## START Data supplied

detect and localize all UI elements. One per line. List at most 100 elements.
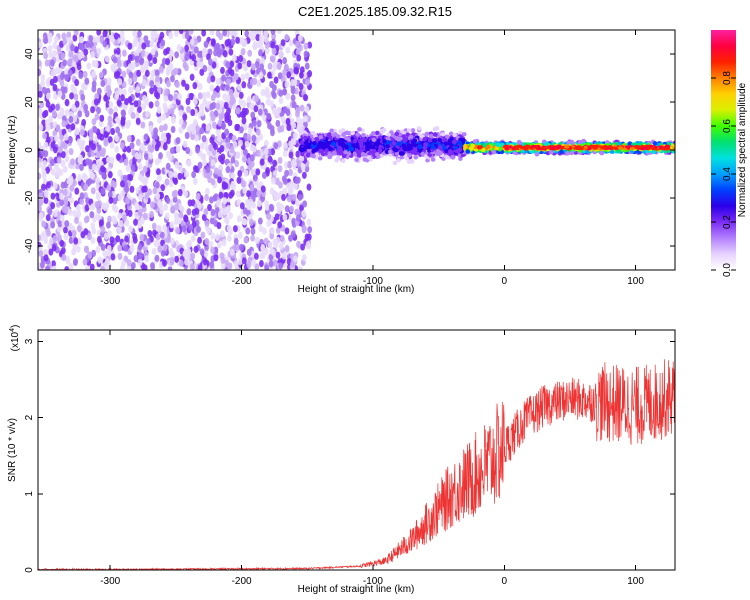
heatmap-cell xyxy=(242,64,248,72)
heatmap-cell xyxy=(260,88,266,97)
heatmap-cell xyxy=(292,78,298,87)
heatmap-cell xyxy=(304,165,310,173)
heatmap-cell xyxy=(146,40,151,48)
heatmap-cell xyxy=(305,152,311,158)
heatmap-cell xyxy=(41,172,47,180)
heatmap-cell xyxy=(63,195,69,204)
heatmap-cell xyxy=(52,182,58,190)
heatmap-cell xyxy=(170,75,175,83)
heatmap-cell xyxy=(239,126,244,134)
heatmap-cell xyxy=(368,150,374,155)
heatmap-cell xyxy=(262,227,267,235)
heatmap-cell xyxy=(225,83,230,91)
heatmap-cell xyxy=(247,127,253,135)
heatmap-cell xyxy=(238,91,244,99)
heatmap-cell xyxy=(269,226,275,234)
heatmap-cell xyxy=(60,85,66,94)
heatmap-cell xyxy=(71,103,76,112)
heatmap-cell xyxy=(38,68,42,76)
heatmap-cell xyxy=(41,183,46,191)
heatmap-cell xyxy=(284,33,290,42)
heatmap-cell xyxy=(106,184,112,192)
heatmap-cell xyxy=(213,254,219,262)
heatmap-cell xyxy=(108,196,114,204)
heatmap-cell xyxy=(296,160,302,168)
heatmap-cell xyxy=(235,151,241,159)
heatmap-cell xyxy=(295,150,301,158)
heatmap-cell xyxy=(276,30,282,35)
heatmap-cell xyxy=(45,100,51,108)
heatmap-cell xyxy=(437,145,443,150)
heatmap-cell xyxy=(183,170,189,179)
heatmap-cell xyxy=(91,227,97,235)
heatmap-cell xyxy=(48,115,54,123)
heatmap-cell xyxy=(402,145,408,151)
heatmap-cell xyxy=(137,163,143,171)
heatmap-cell xyxy=(242,186,248,195)
heatmap-cell xyxy=(156,168,161,176)
heatmap-cell xyxy=(157,174,162,182)
heatmap-cell xyxy=(247,163,253,171)
heatmap-cell xyxy=(127,63,133,71)
heatmap-cell xyxy=(51,110,57,118)
heatmap-cell xyxy=(235,107,241,115)
heatmap-cell xyxy=(121,70,127,78)
heatmap-cell xyxy=(428,133,434,139)
heatmap-cell xyxy=(424,131,430,136)
heatmap-cell xyxy=(444,154,449,160)
heatmap-cell xyxy=(181,79,186,87)
heatmap-cell xyxy=(173,30,179,37)
heatmap-cell xyxy=(239,36,245,45)
heatmap-cell xyxy=(173,67,179,75)
heatmap-cell xyxy=(41,86,47,94)
heatmap-cell xyxy=(94,113,100,121)
heatmap-cell xyxy=(81,118,87,127)
heatmap-cell xyxy=(116,153,121,161)
heatmap-cell xyxy=(251,259,256,267)
heatmap-cell xyxy=(177,172,183,180)
heatmap-cell xyxy=(106,244,112,253)
heatmap-cell xyxy=(250,234,256,242)
heatmap-cell xyxy=(103,130,109,139)
heatmap-cell xyxy=(343,150,348,155)
heatmap-cell xyxy=(43,141,49,149)
heatmap-cell xyxy=(291,121,297,129)
heatmap-cell xyxy=(331,150,337,156)
heatmap-cell xyxy=(165,196,171,205)
heatmap-cell xyxy=(226,234,232,242)
heatmap-cell xyxy=(413,155,419,160)
heatmap-cell xyxy=(210,232,216,240)
heatmap-cell xyxy=(137,105,142,114)
heatmap-cell xyxy=(298,155,304,161)
heatmap-cell xyxy=(226,224,232,233)
heatmap-cell xyxy=(199,103,205,111)
heatmap-cell xyxy=(254,61,260,69)
heatmap-cell xyxy=(215,233,220,241)
heatmap-cell xyxy=(117,252,123,260)
heatmap-cell xyxy=(188,224,194,232)
heatmap-cell xyxy=(306,183,312,191)
heatmap-cell xyxy=(97,256,103,264)
heatmap-cell xyxy=(156,140,161,148)
heatmap-cell xyxy=(203,250,209,258)
heatmap-cell xyxy=(238,139,243,147)
heatmap-cell xyxy=(134,211,139,219)
heatmap-cell xyxy=(326,133,332,138)
heatmap-cell xyxy=(158,65,164,74)
heatmap-cell xyxy=(301,226,307,234)
heatmap-cell xyxy=(229,145,235,154)
heatmap-cell xyxy=(76,237,82,245)
heatmap-cell xyxy=(162,244,168,252)
heatmap-cell xyxy=(276,207,282,215)
heatmap-cell xyxy=(277,156,283,165)
heatmap-cell xyxy=(137,243,143,251)
heatmap-cell xyxy=(263,237,269,245)
heatmap-cell xyxy=(38,123,44,132)
heatmap-cell xyxy=(218,113,224,121)
heatmap-cell xyxy=(112,56,118,64)
heatmap-cell xyxy=(70,158,75,166)
heatmap-cell xyxy=(299,71,304,79)
heatmap-cell xyxy=(77,174,82,182)
heatmap-cell xyxy=(100,225,106,234)
heatmap-cell xyxy=(256,182,262,190)
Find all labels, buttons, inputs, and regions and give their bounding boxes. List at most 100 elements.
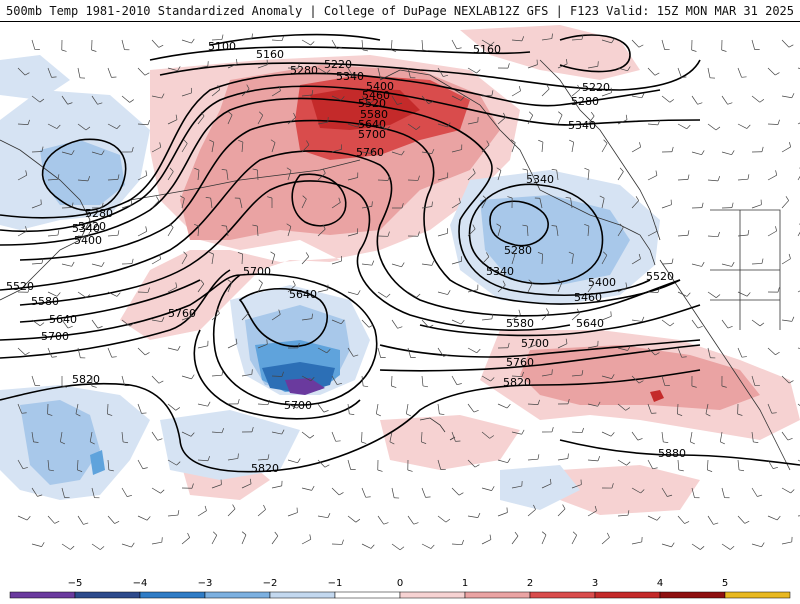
wind-barb-flag	[325, 465, 329, 467]
wind-barb-flag	[192, 375, 195, 379]
wind-barb	[332, 261, 342, 264]
wind-barb-flag	[788, 438, 793, 440]
wind-barb	[648, 124, 658, 125]
wind-barb	[722, 264, 732, 266]
wind-barb-flag	[117, 293, 120, 297]
wind-barb-flag	[446, 519, 450, 522]
wind-barb	[332, 432, 336, 441]
contour-label-5340: 5340	[526, 173, 554, 186]
wind-barb-flag	[400, 547, 404, 550]
wind-barb	[392, 320, 398, 328]
wind-barb-flag	[685, 521, 690, 523]
wind-barb-flag	[663, 442, 668, 443]
wind-barb	[572, 432, 582, 433]
contour-label-5340: 5340	[568, 119, 596, 132]
wind-barb-flag	[178, 510, 179, 515]
wind-barb	[62, 264, 72, 266]
wind-barb	[258, 404, 268, 405]
wind-barb	[738, 516, 745, 523]
wind-barb-flag	[178, 346, 180, 350]
wind-barb	[708, 516, 713, 524]
wind-barb-flag	[477, 349, 480, 353]
wind-barb-flag	[310, 534, 311, 539]
wind-barb-flag	[92, 386, 97, 387]
wind-barb-flag	[757, 495, 762, 496]
wind-barb	[572, 535, 577, 544]
wind-barb	[648, 516, 657, 520]
wind-barb	[528, 459, 538, 460]
wind-barb-flag	[118, 230, 119, 235]
contour-label-5280: 5280	[571, 95, 599, 108]
wind-barb-flag	[748, 230, 749, 235]
contour-label-5640: 5640	[576, 317, 604, 330]
wind-barb-flag	[552, 169, 557, 170]
wind-barb	[318, 516, 328, 518]
wind-barb-flag	[690, 442, 695, 444]
wind-barb-flag	[475, 465, 479, 467]
wind-barb-flag	[242, 532, 246, 535]
wind-barb	[618, 460, 627, 465]
wind-barb-flag	[58, 230, 59, 235]
wind-barb-flag	[372, 261, 374, 266]
wind-barb	[618, 172, 623, 180]
wind-barb-flag	[626, 115, 627, 120]
wind-barb	[198, 404, 208, 406]
wind-barb	[438, 233, 448, 236]
wind-barb	[662, 263, 672, 264]
wind-barb-flag	[762, 543, 765, 547]
contour-label-5760: 5760	[168, 307, 196, 320]
wind-barb-flag	[406, 414, 411, 416]
wind-barb	[422, 40, 423, 50]
wind-barb	[302, 40, 311, 45]
wind-barb-flag	[552, 427, 553, 432]
wind-barb-flag	[148, 120, 150, 125]
wind-barb	[182, 376, 192, 379]
wind-barb	[662, 432, 663, 442]
wind-barb-flag	[127, 495, 132, 496]
colorbar-tick-label: 4	[657, 578, 663, 589]
wind-barb-flag	[371, 545, 374, 549]
wind-barb-flag	[679, 470, 684, 471]
wind-barb	[198, 511, 207, 516]
wind-barb-flag	[760, 99, 764, 102]
wind-barb-flag	[792, 93, 794, 98]
wind-barb-flag	[688, 175, 689, 180]
wind-barb	[648, 68, 655, 75]
wind-barb-flag	[298, 459, 301, 463]
wind-barb	[18, 516, 27, 520]
wind-barb-flag	[205, 506, 206, 511]
wind-barb	[152, 432, 158, 440]
wind-barb	[318, 290, 328, 292]
wind-barb	[722, 488, 725, 498]
wind-barb-flag	[522, 430, 524, 434]
wind-barb	[468, 516, 478, 518]
wind-barb	[258, 509, 266, 516]
wind-barb-flag	[568, 454, 569, 459]
wind-barb-flag	[670, 323, 674, 326]
wind-barb	[708, 292, 716, 298]
wind-barb-flag	[83, 523, 88, 524]
us-state-lines	[710, 210, 780, 330]
wind-barb-flag	[728, 103, 733, 105]
wind-barb-flag	[573, 532, 577, 535]
wind-barb-flag	[238, 399, 239, 404]
wind-barb	[408, 516, 414, 524]
wind-barb-flag	[718, 232, 720, 237]
wind-barb-flag	[213, 532, 217, 535]
colorbar-tick-label: 3	[592, 578, 598, 589]
wind-barb	[678, 124, 687, 129]
wind-barb	[78, 516, 83, 524]
wind-barb-flag	[146, 226, 147, 231]
wind-barb-flag	[112, 357, 117, 358]
wind-barb	[752, 40, 755, 50]
wind-barb-flag	[312, 486, 314, 490]
anomaly-map[interactable]: 5100516051605220522052205280528052805280…	[0, 22, 800, 572]
wind-barb	[752, 488, 757, 496]
wind-barb	[408, 348, 411, 358]
wind-barb-flag	[638, 438, 643, 440]
wind-barb	[302, 539, 311, 544]
wind-barb-flag	[311, 42, 315, 45]
wind-barb	[362, 488, 366, 497]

## END Data supplied

__What the exercise asks__: Write out every line in the rows above that contains the word "List".

__Task solution__:
detect and localize all UI elements. One per line. List at most 100 elements.
Find all labels, buttons, inputs, and regions and give their bounding boxes. List at most 100 elements.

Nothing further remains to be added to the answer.